> _REQUIRED WORK_
Pull out every line of the data below that contains the string "tarixiy".
[RECORD LIST start]
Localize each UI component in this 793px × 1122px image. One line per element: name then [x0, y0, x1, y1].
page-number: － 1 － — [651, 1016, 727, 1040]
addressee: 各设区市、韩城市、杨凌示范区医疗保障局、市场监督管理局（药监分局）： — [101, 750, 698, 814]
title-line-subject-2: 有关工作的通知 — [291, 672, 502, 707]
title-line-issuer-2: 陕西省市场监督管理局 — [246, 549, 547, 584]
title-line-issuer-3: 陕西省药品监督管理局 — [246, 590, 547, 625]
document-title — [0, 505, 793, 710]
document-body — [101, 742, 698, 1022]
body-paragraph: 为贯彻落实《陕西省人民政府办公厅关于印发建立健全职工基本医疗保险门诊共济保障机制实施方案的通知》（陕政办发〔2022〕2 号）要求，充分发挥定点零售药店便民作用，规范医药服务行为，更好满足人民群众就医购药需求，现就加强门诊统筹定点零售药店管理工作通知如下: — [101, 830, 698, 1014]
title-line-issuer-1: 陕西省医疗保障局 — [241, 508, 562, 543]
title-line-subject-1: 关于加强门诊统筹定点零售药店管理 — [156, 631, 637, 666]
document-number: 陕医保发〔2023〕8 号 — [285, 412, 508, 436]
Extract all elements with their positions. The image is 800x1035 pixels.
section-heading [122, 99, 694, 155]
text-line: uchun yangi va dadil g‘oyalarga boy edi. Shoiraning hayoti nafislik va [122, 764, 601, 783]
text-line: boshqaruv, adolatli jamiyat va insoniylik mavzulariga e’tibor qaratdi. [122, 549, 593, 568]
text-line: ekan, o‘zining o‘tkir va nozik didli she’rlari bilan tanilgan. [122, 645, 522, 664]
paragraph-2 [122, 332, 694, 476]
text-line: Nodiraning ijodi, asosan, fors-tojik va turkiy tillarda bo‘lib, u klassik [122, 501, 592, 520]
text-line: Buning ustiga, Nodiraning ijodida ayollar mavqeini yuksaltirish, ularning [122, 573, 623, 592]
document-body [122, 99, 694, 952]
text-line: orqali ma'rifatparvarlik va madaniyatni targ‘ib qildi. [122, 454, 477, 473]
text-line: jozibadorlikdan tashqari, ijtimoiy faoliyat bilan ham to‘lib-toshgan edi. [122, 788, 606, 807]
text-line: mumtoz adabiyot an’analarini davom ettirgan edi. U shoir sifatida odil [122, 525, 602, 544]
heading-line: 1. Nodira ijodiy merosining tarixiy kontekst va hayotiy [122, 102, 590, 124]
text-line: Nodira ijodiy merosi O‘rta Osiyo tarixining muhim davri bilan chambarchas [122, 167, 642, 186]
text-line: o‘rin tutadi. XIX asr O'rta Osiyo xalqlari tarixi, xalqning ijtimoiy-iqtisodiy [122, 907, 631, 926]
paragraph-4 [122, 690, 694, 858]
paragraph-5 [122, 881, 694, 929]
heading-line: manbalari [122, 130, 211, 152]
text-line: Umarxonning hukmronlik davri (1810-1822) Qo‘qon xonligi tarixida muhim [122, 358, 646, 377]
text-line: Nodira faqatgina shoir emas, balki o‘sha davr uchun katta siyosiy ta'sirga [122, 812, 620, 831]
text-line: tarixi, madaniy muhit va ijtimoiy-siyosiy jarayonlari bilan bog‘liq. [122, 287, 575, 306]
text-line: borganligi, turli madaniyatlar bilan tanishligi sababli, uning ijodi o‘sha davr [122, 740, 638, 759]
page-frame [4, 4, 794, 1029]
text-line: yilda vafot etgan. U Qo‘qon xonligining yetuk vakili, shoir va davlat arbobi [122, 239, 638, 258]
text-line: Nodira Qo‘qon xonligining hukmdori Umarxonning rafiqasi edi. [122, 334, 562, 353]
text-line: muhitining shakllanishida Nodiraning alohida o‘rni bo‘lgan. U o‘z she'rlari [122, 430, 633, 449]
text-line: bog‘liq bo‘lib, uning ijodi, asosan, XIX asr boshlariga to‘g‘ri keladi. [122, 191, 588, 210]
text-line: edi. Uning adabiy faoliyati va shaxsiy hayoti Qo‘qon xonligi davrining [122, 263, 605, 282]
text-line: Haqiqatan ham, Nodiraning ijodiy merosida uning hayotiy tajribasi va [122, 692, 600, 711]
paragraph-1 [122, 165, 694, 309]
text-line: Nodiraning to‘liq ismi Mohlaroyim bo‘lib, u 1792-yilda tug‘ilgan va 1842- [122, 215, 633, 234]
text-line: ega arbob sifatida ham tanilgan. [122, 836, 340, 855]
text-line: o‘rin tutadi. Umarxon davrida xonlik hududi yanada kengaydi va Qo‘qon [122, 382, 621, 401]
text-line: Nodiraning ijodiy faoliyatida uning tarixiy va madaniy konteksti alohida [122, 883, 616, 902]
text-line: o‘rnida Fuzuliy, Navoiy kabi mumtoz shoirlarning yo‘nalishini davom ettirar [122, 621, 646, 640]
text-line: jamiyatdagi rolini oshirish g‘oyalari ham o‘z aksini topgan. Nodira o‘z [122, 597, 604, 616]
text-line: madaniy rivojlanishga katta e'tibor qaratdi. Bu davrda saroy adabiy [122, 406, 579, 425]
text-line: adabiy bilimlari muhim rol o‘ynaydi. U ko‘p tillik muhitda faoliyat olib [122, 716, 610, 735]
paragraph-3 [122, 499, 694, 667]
[RECORD LIST end]
> _FULL SOLUTION_
heading-line: 1. Nodira ijodiy merosining tarixiy kontekst va hayotiy [122, 102, 590, 124]
text-line: Nodiraning ijodiy faoliyatida uning tarixiy va madaniy konteksti alohida [122, 883, 616, 902]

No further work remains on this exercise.